# START OF Given records
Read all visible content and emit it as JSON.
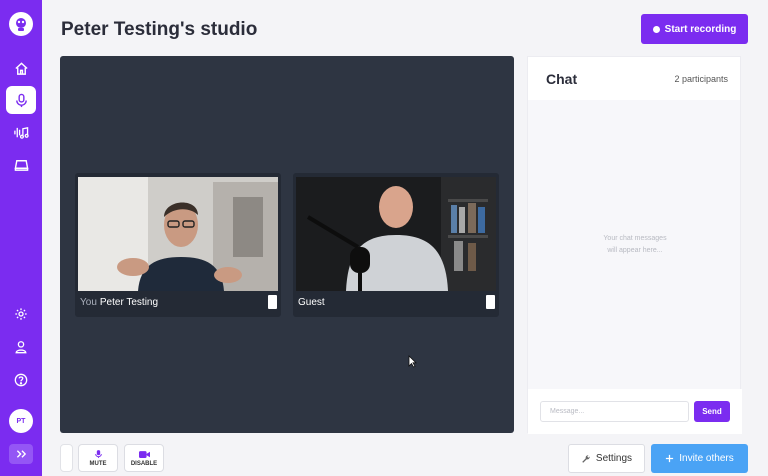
{
  "app": {
    "title": "Peter Testing's studio"
  },
  "sidebar": {
    "logo_icon": "podcast-mascot-icon",
    "items": [
      {
        "icon": "home-icon",
        "active": false
      },
      {
        "icon": "microphone-icon",
        "active": true
      },
      {
        "icon": "audio-wave-music-icon",
        "active": false
      },
      {
        "icon": "folder-tray-icon",
        "active": false
      }
    ],
    "bottom_items": [
      {
        "icon": "gear-icon"
      },
      {
        "icon": "user-icon"
      },
      {
        "icon": "help-circle-icon"
      }
    ],
    "avatar_initials": "PT",
    "expand_icon": "double-chevron-right-icon",
    "accent_color": "#7b2cf0"
  },
  "header": {
    "record_label": "Start recording"
  },
  "stage": {
    "participants": [
      {
        "prefix": "You",
        "name": "Peter Testing"
      },
      {
        "prefix": "",
        "name": "Guest"
      }
    ]
  },
  "chat": {
    "title": "Chat",
    "participant_count": "2 participants",
    "empty_line1": "Your chat messages",
    "empty_line2": "will appear here...",
    "input_placeholder": "Message...",
    "send_label": "Send"
  },
  "controls": {
    "mute_label": "MUTE",
    "disable_label": "DISABLE",
    "settings_label": "Settings",
    "invite_label": "Invite others",
    "invite_color": "#4aa3f5"
  }
}
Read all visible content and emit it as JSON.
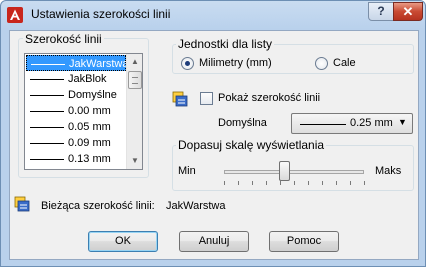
{
  "window": {
    "title": "Ustawienia szerokości linii",
    "help_label": "?",
    "close_label": "✕",
    "app_icon": "autocad-icon"
  },
  "lineweights": {
    "group_title": "Szerokość linii",
    "items": [
      {
        "label": "JakWarstwa",
        "selected": true
      },
      {
        "label": "JakBlok",
        "selected": false
      },
      {
        "label": "Domyślne",
        "selected": false
      },
      {
        "label": "0.00 mm",
        "selected": false
      },
      {
        "label": "0.05 mm",
        "selected": false
      },
      {
        "label": "0.09 mm",
        "selected": false
      },
      {
        "label": "0.13 mm",
        "selected": false
      }
    ]
  },
  "units": {
    "group_title": "Jednostki dla listy",
    "option_mm": "Milimetry (mm)",
    "option_inch": "Cale",
    "selected": "mm"
  },
  "display": {
    "show_label": "Pokaż szerokość linii",
    "show_checked": false,
    "default_label": "Domyślna",
    "default_value": "0.25 mm"
  },
  "scale": {
    "group_title": "Dopasuj skalę wyświetlania",
    "min_label": "Min",
    "max_label": "Maks",
    "position": 0.4
  },
  "current": {
    "label": "Bieżąca szerokość linii:",
    "value": "JakWarstwa"
  },
  "buttons": {
    "ok": "OK",
    "cancel": "Anuluj",
    "help": "Pomoc"
  },
  "colors": {
    "selection": "#3399ff",
    "title_bar": "#b9d1ec",
    "close_button": "#c94a33"
  }
}
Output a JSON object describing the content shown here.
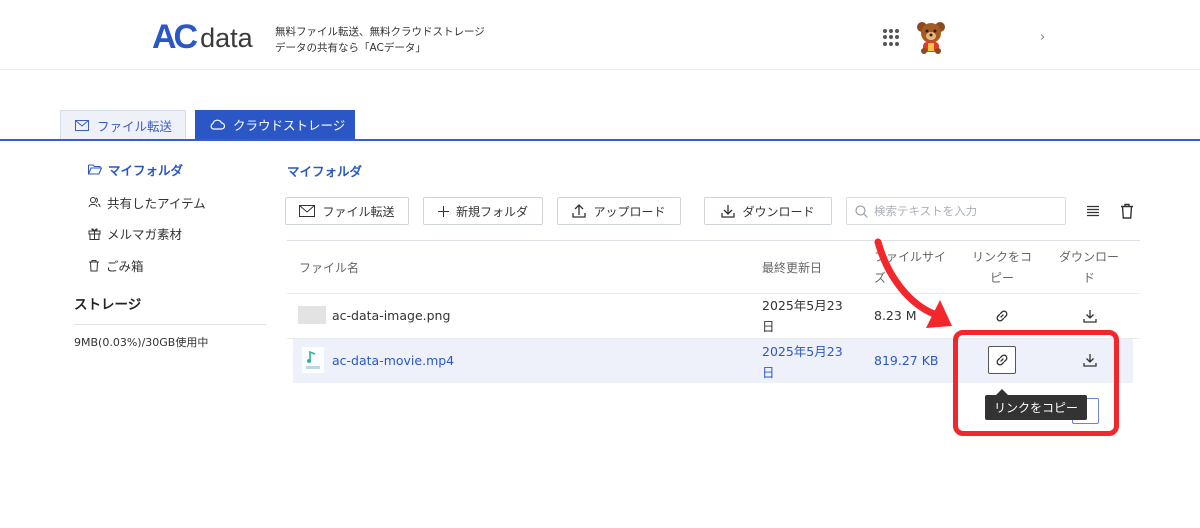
{
  "header": {
    "logo_ac": "AC",
    "logo_data": "data",
    "tagline_line1": "無料ファイル転送、無料クラウドストレージ",
    "tagline_line2": "データの共有なら「ACデータ」",
    "chevron": "›"
  },
  "tabs": [
    {
      "label": "ファイル転送",
      "icon": "mail-icon",
      "active": false
    },
    {
      "label": "クラウドストレージ",
      "icon": "cloud-icon",
      "active": true
    }
  ],
  "sidebar": {
    "items": [
      {
        "label": "マイフォルダ",
        "icon": "folder-open-icon",
        "active": true
      },
      {
        "label": "共有したアイテム",
        "icon": "shared-users-icon",
        "active": false
      },
      {
        "label": "メルマガ素材",
        "icon": "gift-icon",
        "active": false
      },
      {
        "label": "ごみ箱",
        "icon": "trash-icon",
        "active": false
      }
    ],
    "storage_title": "ストレージ",
    "storage_usage": "9MB(0.03%)/30GB使用中"
  },
  "main": {
    "title": "マイフォルダ",
    "toolbar": {
      "transfer_label": "ファイル転送",
      "new_folder_label": "新規フォルダ",
      "upload_label": "アップロード",
      "download_label": "ダウンロード",
      "search_placeholder": "検索テキストを入力"
    },
    "table": {
      "headers": {
        "name": "ファイル名",
        "modified": "最終更新日",
        "size_line1": "ファイルサイ",
        "size_line2": "ズ",
        "copy_link_line1": "リンクをコ",
        "copy_link_line2": "ピー",
        "download_line1": "ダウンロー",
        "download_line2": "ド"
      },
      "rows": [
        {
          "name": "ac-data-image.png",
          "date_line1": "2025年5月23",
          "date_line2": "日",
          "size": "8.23 M",
          "selected": false
        },
        {
          "name": "ac-data-movie.mp4",
          "date_line1": "2025年5月23",
          "date_line2": "日",
          "size": "819.27 KB",
          "selected": true
        }
      ]
    },
    "tooltip": "リンクをコピー",
    "pagination_next": "›"
  },
  "colors": {
    "brand_blue": "#2b57c6",
    "annotation_red": "#f2262b",
    "selected_row_bg": "#eef1fa"
  }
}
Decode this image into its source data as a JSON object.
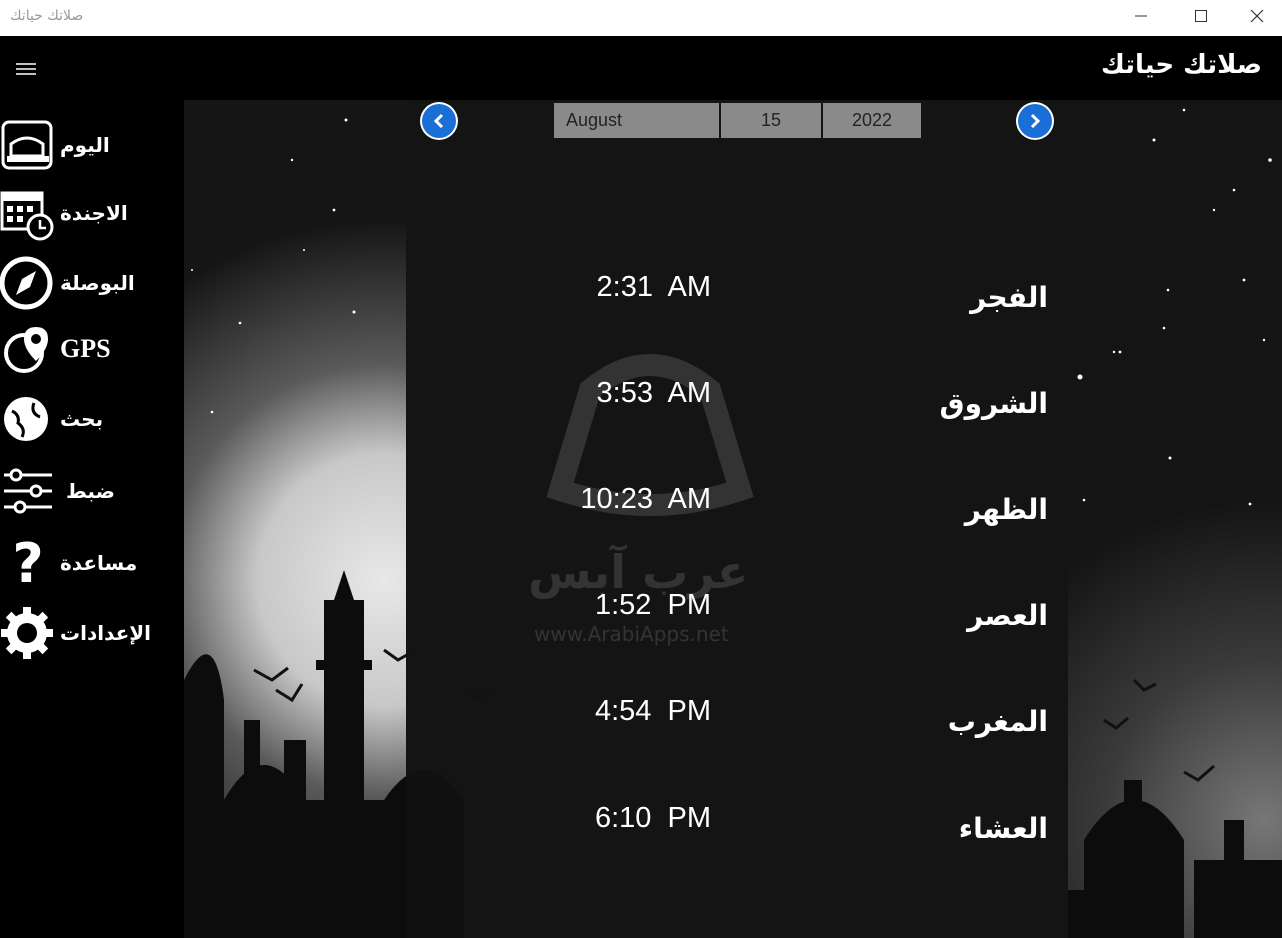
{
  "window": {
    "title": "صلاتك حياتك",
    "controls": {
      "minimize_icon": "minimize-icon",
      "maximize_icon": "maximize-icon",
      "close_icon": "close-icon"
    }
  },
  "header": {
    "app_title": "صلاتك حياتك",
    "menu_icon": "hamburger-icon"
  },
  "sidebar": {
    "items": [
      {
        "label": "اليوم",
        "icon": "mosque-calendar-icon"
      },
      {
        "label": "الاجندة",
        "icon": "calendar-clock-icon"
      },
      {
        "label": "البوصلة",
        "icon": "compass-icon"
      },
      {
        "label": "GPS",
        "icon": "globe-pin-icon"
      },
      {
        "label": "بحث",
        "icon": "globe-search-icon"
      },
      {
        "label": "ضبط",
        "icon": "sliders-icon"
      },
      {
        "label": "مساعدة",
        "icon": "question-icon"
      },
      {
        "label": "الإعدادات",
        "icon": "gear-icon"
      }
    ]
  },
  "date_picker": {
    "month": "August",
    "day": "15",
    "year": "2022",
    "prev_icon": "chevron-left-icon",
    "next_icon": "chevron-right-icon"
  },
  "prayers": [
    {
      "name": "الفجر",
      "time": "2:31  AM"
    },
    {
      "name": "الشروق",
      "time": "3:53  AM"
    },
    {
      "name": "الظهر",
      "time": "10:23  AM"
    },
    {
      "name": "العصر",
      "time": "1:52  PM"
    },
    {
      "name": "المغرب",
      "time": "4:54  PM"
    },
    {
      "name": "العشاء",
      "time": "6:10  PM"
    }
  ],
  "watermark": {
    "text": "عرب آبس",
    "url": "www.ArabiApps.net"
  },
  "colors": {
    "accent_blue": "#1a6fd6",
    "date_field_bg": "#8a8a8a",
    "background": "#000000",
    "text": "#ffffff"
  }
}
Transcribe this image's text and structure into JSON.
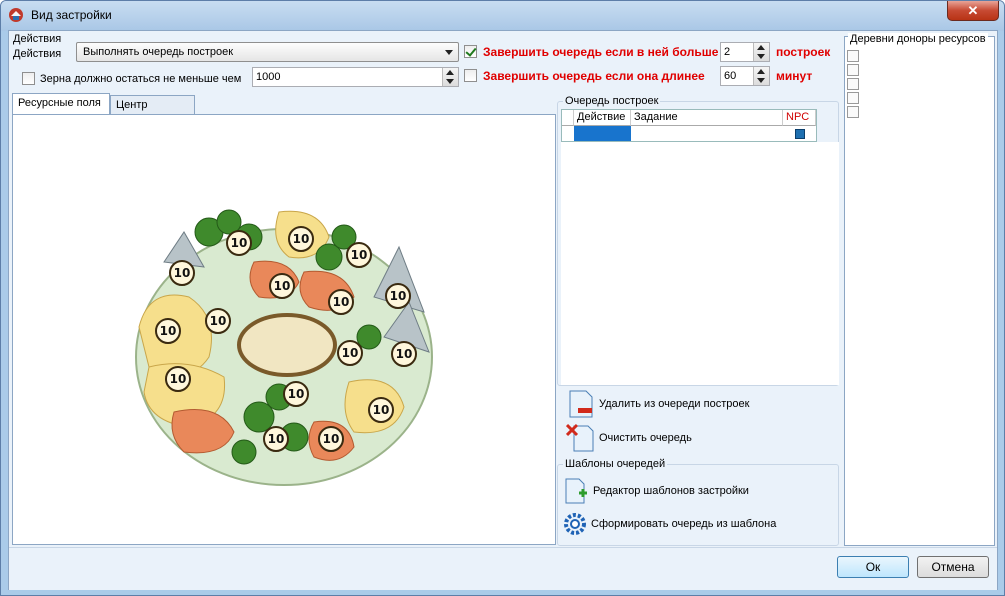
{
  "window": {
    "title": "Вид застройки",
    "close_label": "✕"
  },
  "top": {
    "actions_label_1": "Действия",
    "actions_label_2": "Действия",
    "action_selected": "Выполнять очередь построек",
    "grain_checkbox_label": "Зерна должно остаться не меньше чем",
    "grain_checked": false,
    "grain_value": "1000",
    "finish_if_more_label": "Завершить очередь если в ней больше",
    "finish_if_more_checked": true,
    "finish_if_more_value": "2",
    "finish_if_more_unit": "построек",
    "finish_if_longer_label": "Завершить очередь если она длинее",
    "finish_if_longer_checked": false,
    "finish_if_longer_value": "60",
    "finish_if_longer_unit": "минут"
  },
  "tabs": [
    {
      "label": "Ресурсные поля",
      "active": true
    },
    {
      "label": "Центр деревни",
      "active": false
    }
  ],
  "fields": [
    "10",
    "10",
    "10",
    "10",
    "10",
    "10",
    "10",
    "10",
    "10",
    "10",
    "10",
    "10",
    "10",
    "10",
    "10",
    "10",
    "10",
    "10"
  ],
  "queue": {
    "group_title": "Очередь построек",
    "columns": [
      "Действие",
      "Задание",
      "NPC"
    ],
    "delete_label": "Удалить из очереди построек",
    "clear_label": "Очистить очередь"
  },
  "templates": {
    "group_title": "Шаблоны очередей",
    "editor_label": "Редактор шаблонов застройки",
    "form_label": "Сформировать очередь из шаблона"
  },
  "donors": {
    "title": "Деревни доноры ресурсов"
  },
  "buttons": {
    "ok": "Ок",
    "cancel": "Отмена"
  },
  "colors": {
    "accent_red": "#e00000",
    "selection_blue": "#1874cd",
    "npc_blue": "#1e6fb0"
  }
}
# END OF Given records
* _Your objective_
Give the number of lines that hold the word "Peter" in these records, with nothing added.

* _The result_
2